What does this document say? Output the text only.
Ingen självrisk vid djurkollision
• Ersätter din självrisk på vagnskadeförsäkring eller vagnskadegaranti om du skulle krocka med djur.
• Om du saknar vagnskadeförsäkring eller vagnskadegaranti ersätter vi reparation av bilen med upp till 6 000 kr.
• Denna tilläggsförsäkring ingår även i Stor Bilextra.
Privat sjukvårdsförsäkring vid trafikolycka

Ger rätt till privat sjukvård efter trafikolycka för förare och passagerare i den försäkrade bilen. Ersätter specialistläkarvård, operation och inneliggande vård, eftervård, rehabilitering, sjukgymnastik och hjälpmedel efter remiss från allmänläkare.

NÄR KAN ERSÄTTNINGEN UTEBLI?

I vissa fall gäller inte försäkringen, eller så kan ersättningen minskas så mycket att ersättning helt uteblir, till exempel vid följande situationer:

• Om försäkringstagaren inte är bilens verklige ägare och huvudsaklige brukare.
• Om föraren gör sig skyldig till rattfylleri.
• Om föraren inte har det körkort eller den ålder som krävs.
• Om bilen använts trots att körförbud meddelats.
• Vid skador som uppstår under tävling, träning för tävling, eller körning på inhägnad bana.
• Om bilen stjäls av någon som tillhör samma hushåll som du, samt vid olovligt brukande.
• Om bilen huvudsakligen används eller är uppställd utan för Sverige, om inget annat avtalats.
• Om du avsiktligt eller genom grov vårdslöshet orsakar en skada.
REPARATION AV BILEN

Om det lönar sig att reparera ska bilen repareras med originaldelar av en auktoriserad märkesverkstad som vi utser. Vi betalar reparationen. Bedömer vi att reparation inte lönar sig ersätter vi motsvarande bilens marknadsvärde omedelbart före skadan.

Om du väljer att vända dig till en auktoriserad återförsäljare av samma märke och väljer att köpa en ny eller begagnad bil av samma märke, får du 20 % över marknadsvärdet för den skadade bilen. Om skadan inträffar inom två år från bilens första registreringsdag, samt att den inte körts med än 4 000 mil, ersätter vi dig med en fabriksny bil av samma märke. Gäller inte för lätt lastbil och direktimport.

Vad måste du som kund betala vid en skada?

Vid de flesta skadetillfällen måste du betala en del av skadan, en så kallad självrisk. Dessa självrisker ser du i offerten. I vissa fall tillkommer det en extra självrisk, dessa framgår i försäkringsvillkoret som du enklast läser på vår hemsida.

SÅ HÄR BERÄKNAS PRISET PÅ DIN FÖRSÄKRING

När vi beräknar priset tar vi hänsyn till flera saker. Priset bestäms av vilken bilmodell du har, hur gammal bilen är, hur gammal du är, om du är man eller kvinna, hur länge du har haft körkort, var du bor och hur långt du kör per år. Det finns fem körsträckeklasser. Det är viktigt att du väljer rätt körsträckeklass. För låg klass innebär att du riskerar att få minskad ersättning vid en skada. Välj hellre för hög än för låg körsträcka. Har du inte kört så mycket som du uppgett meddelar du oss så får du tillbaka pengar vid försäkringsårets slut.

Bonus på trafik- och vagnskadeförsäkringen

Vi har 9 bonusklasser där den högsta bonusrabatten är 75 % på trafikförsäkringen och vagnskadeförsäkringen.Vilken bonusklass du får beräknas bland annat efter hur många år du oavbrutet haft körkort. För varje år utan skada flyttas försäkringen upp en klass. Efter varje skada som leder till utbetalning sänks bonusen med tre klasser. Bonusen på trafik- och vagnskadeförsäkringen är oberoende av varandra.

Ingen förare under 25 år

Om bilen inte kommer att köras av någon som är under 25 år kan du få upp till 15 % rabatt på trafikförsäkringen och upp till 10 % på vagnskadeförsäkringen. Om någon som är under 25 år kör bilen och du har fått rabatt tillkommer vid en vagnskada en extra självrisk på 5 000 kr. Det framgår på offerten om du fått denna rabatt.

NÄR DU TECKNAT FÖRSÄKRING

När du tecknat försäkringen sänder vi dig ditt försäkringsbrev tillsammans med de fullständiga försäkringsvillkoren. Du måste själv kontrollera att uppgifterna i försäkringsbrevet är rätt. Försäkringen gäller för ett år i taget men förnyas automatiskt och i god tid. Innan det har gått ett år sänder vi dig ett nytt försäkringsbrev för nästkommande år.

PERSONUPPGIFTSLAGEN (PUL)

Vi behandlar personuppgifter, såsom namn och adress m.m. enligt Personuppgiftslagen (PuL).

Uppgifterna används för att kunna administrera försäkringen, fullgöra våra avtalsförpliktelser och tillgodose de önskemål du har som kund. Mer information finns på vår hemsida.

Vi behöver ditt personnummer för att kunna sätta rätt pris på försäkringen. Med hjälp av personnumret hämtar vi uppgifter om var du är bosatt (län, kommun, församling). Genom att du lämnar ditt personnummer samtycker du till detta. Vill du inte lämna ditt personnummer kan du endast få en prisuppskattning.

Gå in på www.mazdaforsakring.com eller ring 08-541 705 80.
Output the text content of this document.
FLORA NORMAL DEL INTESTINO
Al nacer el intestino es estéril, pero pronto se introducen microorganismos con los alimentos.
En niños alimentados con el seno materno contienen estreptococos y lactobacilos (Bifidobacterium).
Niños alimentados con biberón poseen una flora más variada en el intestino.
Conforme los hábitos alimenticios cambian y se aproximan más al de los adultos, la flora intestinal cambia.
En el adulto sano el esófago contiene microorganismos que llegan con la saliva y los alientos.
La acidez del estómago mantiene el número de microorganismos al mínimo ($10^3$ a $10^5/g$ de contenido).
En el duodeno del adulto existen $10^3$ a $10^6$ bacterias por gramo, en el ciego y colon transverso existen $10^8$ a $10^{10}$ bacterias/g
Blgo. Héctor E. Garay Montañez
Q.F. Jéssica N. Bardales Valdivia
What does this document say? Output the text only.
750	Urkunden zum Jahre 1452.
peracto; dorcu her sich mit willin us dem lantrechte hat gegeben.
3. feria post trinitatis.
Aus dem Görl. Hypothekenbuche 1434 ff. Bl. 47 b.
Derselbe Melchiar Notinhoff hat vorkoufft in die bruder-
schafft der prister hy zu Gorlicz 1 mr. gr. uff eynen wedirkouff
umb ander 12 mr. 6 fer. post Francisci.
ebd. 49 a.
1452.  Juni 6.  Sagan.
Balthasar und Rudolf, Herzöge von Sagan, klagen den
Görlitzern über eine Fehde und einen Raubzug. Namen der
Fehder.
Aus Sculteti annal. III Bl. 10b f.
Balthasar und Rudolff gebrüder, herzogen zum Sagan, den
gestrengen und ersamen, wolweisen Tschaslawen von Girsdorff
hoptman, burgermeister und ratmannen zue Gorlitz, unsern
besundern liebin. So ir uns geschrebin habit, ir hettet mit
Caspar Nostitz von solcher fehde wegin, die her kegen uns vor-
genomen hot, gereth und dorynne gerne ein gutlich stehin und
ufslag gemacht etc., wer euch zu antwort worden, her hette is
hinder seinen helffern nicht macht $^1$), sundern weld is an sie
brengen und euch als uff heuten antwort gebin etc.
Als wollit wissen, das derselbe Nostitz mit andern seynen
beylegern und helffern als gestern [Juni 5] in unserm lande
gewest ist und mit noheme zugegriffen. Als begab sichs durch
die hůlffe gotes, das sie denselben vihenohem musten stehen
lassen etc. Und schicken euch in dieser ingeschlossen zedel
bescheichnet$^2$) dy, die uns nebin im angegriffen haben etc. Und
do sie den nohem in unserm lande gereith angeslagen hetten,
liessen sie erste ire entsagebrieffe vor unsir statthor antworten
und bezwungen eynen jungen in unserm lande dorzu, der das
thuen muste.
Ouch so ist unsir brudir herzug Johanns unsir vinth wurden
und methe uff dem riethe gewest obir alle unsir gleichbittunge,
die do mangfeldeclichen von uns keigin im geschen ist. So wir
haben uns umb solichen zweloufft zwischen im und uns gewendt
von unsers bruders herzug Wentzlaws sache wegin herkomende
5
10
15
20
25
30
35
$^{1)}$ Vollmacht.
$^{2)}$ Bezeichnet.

·····

Gather every line from the listing above in which "wegin" appears, and copy those lines.

Answer box:
Caspar Nostitz von solcher fehde wegin, die her kegen uns vor-
von unsers bruders herzug Wentzlaws sache wegin herkomende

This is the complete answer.